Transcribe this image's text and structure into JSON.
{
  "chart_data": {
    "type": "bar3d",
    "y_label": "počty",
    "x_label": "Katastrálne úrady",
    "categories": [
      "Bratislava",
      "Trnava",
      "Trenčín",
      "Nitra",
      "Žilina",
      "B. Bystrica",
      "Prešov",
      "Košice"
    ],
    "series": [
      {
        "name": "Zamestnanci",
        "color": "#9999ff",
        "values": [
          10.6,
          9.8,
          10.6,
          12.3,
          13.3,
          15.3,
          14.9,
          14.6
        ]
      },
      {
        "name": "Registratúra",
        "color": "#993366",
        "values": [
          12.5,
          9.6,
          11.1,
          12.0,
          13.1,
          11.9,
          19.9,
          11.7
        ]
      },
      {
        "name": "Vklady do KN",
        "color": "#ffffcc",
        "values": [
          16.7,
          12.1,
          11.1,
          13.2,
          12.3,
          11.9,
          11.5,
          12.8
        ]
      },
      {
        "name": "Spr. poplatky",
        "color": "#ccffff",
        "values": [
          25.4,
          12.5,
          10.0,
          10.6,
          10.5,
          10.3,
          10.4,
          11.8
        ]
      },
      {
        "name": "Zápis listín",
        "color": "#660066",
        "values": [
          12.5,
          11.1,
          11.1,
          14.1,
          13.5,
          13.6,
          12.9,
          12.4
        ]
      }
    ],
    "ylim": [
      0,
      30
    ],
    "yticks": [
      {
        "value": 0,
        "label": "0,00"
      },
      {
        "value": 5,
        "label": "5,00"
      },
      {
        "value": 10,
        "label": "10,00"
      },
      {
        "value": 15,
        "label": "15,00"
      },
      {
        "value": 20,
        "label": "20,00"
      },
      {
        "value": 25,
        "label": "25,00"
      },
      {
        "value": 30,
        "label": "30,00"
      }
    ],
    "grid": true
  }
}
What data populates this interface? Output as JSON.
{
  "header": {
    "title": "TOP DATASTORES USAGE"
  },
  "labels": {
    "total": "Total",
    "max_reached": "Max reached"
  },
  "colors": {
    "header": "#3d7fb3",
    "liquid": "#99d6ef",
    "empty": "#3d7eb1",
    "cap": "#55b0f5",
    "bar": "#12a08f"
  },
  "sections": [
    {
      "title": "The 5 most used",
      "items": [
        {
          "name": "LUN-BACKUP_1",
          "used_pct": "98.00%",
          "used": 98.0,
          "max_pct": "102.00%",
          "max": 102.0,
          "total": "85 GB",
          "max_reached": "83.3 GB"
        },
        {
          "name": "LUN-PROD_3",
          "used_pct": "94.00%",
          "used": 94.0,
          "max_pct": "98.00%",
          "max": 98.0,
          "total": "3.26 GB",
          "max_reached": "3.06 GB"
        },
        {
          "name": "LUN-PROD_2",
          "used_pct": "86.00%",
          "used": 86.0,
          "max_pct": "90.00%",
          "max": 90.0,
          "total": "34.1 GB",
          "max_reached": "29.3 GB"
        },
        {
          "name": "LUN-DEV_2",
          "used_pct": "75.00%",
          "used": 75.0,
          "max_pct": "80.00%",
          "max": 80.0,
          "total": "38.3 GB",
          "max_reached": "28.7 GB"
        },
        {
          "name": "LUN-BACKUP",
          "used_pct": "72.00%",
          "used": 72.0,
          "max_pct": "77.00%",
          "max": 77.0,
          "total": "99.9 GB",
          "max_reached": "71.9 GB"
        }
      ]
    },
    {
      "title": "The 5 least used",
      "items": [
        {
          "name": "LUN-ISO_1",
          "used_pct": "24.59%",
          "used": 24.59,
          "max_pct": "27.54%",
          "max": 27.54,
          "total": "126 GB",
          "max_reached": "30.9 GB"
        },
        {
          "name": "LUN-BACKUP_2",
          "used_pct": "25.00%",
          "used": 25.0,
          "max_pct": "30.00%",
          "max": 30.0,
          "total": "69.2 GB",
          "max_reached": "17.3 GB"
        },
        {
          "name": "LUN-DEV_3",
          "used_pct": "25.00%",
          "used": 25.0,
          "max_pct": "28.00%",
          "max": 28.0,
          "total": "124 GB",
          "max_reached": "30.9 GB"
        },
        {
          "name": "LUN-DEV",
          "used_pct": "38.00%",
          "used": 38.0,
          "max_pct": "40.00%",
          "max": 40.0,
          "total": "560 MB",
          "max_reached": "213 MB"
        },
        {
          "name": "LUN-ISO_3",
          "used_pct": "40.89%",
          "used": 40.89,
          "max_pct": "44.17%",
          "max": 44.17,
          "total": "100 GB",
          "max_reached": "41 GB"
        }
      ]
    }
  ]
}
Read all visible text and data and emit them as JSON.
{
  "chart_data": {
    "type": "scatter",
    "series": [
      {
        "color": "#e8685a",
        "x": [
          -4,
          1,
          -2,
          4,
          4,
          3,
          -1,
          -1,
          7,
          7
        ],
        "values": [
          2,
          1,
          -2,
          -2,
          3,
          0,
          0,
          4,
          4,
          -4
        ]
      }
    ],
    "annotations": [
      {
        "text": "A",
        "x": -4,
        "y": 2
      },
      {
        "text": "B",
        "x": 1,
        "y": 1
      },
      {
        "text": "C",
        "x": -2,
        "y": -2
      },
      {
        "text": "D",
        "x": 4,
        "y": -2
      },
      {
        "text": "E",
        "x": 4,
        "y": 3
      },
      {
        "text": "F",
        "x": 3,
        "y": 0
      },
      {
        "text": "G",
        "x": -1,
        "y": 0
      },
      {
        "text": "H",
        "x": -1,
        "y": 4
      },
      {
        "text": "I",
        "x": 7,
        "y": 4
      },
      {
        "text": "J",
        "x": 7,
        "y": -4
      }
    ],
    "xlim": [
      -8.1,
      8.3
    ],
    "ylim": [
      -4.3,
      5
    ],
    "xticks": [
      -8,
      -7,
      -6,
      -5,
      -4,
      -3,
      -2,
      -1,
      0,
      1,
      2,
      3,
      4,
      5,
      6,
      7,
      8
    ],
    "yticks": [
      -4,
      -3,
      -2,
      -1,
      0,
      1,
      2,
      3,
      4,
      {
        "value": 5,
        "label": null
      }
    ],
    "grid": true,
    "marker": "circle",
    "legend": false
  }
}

Directions — Repeat the data precisely, line by line.

Solved exercise —
Transcribe this image's text and structure into JSON.
{
  "chart_data": {
    "type": "bar3d",
    "y_label": "počty",
    "x_label": "Katastrálne úrady",
    "categories": [
      "Bratislava",
      "Trnava",
      "Trenčín",
      "Nitra",
      "Žilina",
      "B. Bystrica",
      "Prešov",
      "Košice"
    ],
    "series": [
      {
        "name": "Zamestnanci",
        "color": "#9999ff",
        "values": [
          10.6,
          9.8,
          10.6,
          12.3,
          13.3,
          15.3,
          14.9,
          14.6
        ]
      },
      {
        "name": "Registratúra",
        "color": "#993366",
        "values": [
          12.5,
          9.6,
          11.1,
          12.0,
          13.1,
          11.9,
          19.9,
          11.7
        ]
      },
      {
        "name": "Vklady do KN",
        "color": "#ffffcc",
        "values": [
          16.7,
          12.1,
          11.1,
          13.2,
          12.3,
          11.9,
          11.5,
          12.8
        ]
      },
      {
        "name": "Spr. poplatky",
        "color": "#ccffff",
        "values": [
          25.4,
          12.5,
          10.0,
          10.6,
          10.5,
          10.3,
          10.4,
          11.8
        ]
      },
      {
        "name": "Zápis listín",
        "color": "#660066",
        "values": [
          12.5,
          11.1,
          11.1,
          14.1,
          13.5,
          13.6,
          12.9,
          12.4
        ]
      }
    ],
    "ylim": [
      0,
      30
    ],
    "yticks": [
      {
        "value": 0,
        "label": "0,00"
      },
      {
        "value": 5,
        "label": "5,00"
      },
      {
        "value": 10,
        "label": "10,00"
      },
      {
        "value": 15,
        "label": "15,00"
      },
      {
        "value": 20,
        "label": "20,00"
      },
      {
        "value": 25,
        "label": "25,00"
      },
      {
        "value": 30,
        "label": "30,00"
      }
    ],
    "grid": true
  }
}
What data populates this interface? Output as JSON.
{
  "header": {
    "title": "TOP DATASTORES USAGE"
  },
  "labels": {
    "total": "Total",
    "max_reached": "Max reached"
  },
  "colors": {
    "header": "#3d7fb3",
    "liquid": "#99d6ef",
    "empty": "#3d7eb1",
    "cap": "#55b0f5",
    "bar": "#12a08f"
  },
  "sections": [
    {
      "title": "The 5 most used",
      "items": [
        {
          "name": "LUN-BACKUP_1",
          "used_pct": "98.00%",
          "used": 98.0,
          "max_pct": "102.00%",
          "max": 102.0,
          "total": "85 GB",
          "max_reached": "83.3 GB"
        },
        {
          "name": "LUN-PROD_3",
          "used_pct": "94.00%",
          "used": 94.0,
          "max_pct": "98.00%",
          "max": 98.0,
          "total": "3.26 GB",
          "max_reached": "3.06 GB"
        },
        {
          "name": "LUN-PROD_2",
          "used_pct": "86.00%",
          "used": 86.0,
          "max_pct": "90.00%",
          "max": 90.0,
          "total": "34.1 GB",
          "max_reached": "29.3 GB"
        },
        {
          "name": "LUN-DEV_2",
          "used_pct": "75.00%",
          "used": 75.0,
          "max_pct": "80.00%",
          "max": 80.0,
          "total": "38.3 GB",
          "max_reached": "28.7 GB"
        },
        {
          "name": "LUN-BACKUP",
          "used_pct": "72.00%",
          "used": 72.0,
          "max_pct": "77.00%",
          "max": 77.0,
          "total": "99.9 GB",
          "max_reached": "71.9 GB"
        }
      ]
    },
    {
      "title": "The 5 least used",
      "items": [
        {
          "name": "LUN-ISO_1",
          "used_pct": "24.59%",
          "used": 24.59,
          "max_pct": "27.54%",
          "max": 27.54,
          "total": "126 GB",
          "max_reached": "30.9 GB"
        },
        {
          "name": "LUN-BACKUP_2",
          "used_pct": "25.00%",
          "used": 25.0,
          "max_pct": "30.00%",
          "max": 30.0,
          "total": "69.2 GB",
          "max_reached": "17.3 GB"
        },
        {
          "name": "LUN-DEV_3",
          "used_pct": "25.00%",
          "used": 25.0,
          "max_pct": "28.00%",
          "max": 28.0,
          "total": "124 GB",
          "max_reached": "30.9 GB"
        },
        {
          "name": "LUN-DEV",
          "used_pct": "38.00%",
          "used": 38.0,
          "max_pct": "40.00%",
          "max": 40.0,
          "total": "560 MB",
          "max_reached": "213 MB"
        },
        {
          "name": "LUN-ISO_3",
          "used_pct": "40.89%",
          "used": 40.89,
          "max_pct": "44.17%",
          "max": 44.17,
          "total": "100 GB",
          "max_reached": "41 GB"
        }
      ]
    }
  ]
}
Read all visible text and data and emit them as JSON.
{
  "chart_data": {
    "type": "scatter",
    "series": [
      {
        "color": "#e8685a",
        "x": [
          -4,
          1,
          -2,
          4,
          4,
          3,
          -1,
          -1,
          7,
          7
        ],
        "values": [
          2,
          1,
          -2,
          -2,
          3,
          0,
          0,
          4,
          4,
          -4
        ]
      }
    ],
    "annotations": [
      {
        "text": "A",
        "x": -4,
        "y": 2
      },
      {
        "text": "B",
        "x": 1,
        "y": 1
      },
      {
        "text": "C",
        "x": -2,
        "y": -2
      },
      {
        "text": "D",
        "x": 4,
        "y": -2
      },
      {
        "text": "E",
        "x": 4,
        "y": 3
      },
      {
        "text": "F",
        "x": 3,
        "y": 0
      },
      {
        "text": "G",
        "x": -1,
        "y": 0
      },
      {
        "text": "H",
        "x": -1,
        "y": 4
      },
      {
        "text": "I",
        "x": 7,
        "y": 4
      },
      {
        "text": "J",
        "x": 7,
        "y": -4
      }
    ],
    "xlim": [
      -8.1,
      8.3
    ],
    "ylim": [
      -4.3,
      5
    ],
    "xticks": [
      -8,
      -7,
      -6,
      -5,
      -4,
      -3,
      -2,
      -1,
      0,
      1,
      2,
      3,
      4,
      5,
      6,
      7,
      8
    ],
    "yticks": [
      -4,
      -3,
      -2,
      -1,
      0,
      1,
      2,
      3,
      4,
      {
        "value": 5,
        "label": null
      }
    ],
    "grid": true,
    "marker": "circle",
    "legend": false
  }
}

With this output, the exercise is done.